• [What to do]: Make an exact copy of all the entries below, with the pictures left out.
----- Source data
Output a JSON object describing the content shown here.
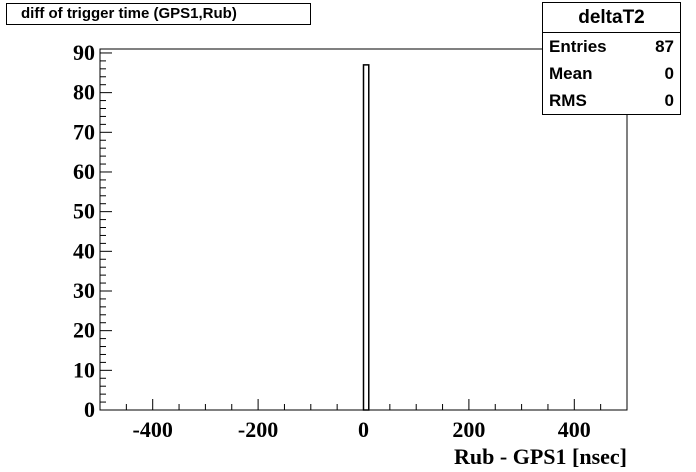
{
  "chart_data": {
    "type": "bar",
    "title": "diff of trigger time (GPS1,Rub)",
    "xlabel": "Rub - GPS1 [nsec]",
    "ylabel": "",
    "xlim": [
      -500,
      500
    ],
    "ylim": [
      0,
      91
    ],
    "x_ticks": [
      -400,
      -200,
      0,
      200,
      400
    ],
    "y_ticks": [
      0,
      10,
      20,
      30,
      40,
      50,
      60,
      70,
      80,
      90
    ],
    "bins": [
      {
        "x0": 0,
        "x1": 10,
        "value": 87
      }
    ],
    "stats": {
      "name": "deltaT2",
      "rows": [
        {
          "label": "Entries",
          "value": "87"
        },
        {
          "label": "Mean",
          "value": "0"
        },
        {
          "label": "RMS",
          "value": "0"
        }
      ],
      "placement": "top-right"
    },
    "grid": false
  }
}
----------
• [The completed task]:
Output a JSON object describing the content shown here.
{
  "chart_data": {
    "type": "bar",
    "title": "diff of trigger time (GPS1,Rub)",
    "xlabel": "Rub - GPS1 [nsec]",
    "ylabel": "",
    "xlim": [
      -500,
      500
    ],
    "ylim": [
      0,
      91
    ],
    "x_ticks": [
      -400,
      -200,
      0,
      200,
      400
    ],
    "y_ticks": [
      0,
      10,
      20,
      30,
      40,
      50,
      60,
      70,
      80,
      90
    ],
    "bins": [
      {
        "x0": 0,
        "x1": 10,
        "value": 87
      }
    ],
    "stats": {
      "name": "deltaT2",
      "rows": [
        {
          "label": "Entries",
          "value": "87"
        },
        {
          "label": "Mean",
          "value": "0"
        },
        {
          "label": "RMS",
          "value": "0"
        }
      ],
      "placement": "top-right"
    },
    "grid": false
  }
}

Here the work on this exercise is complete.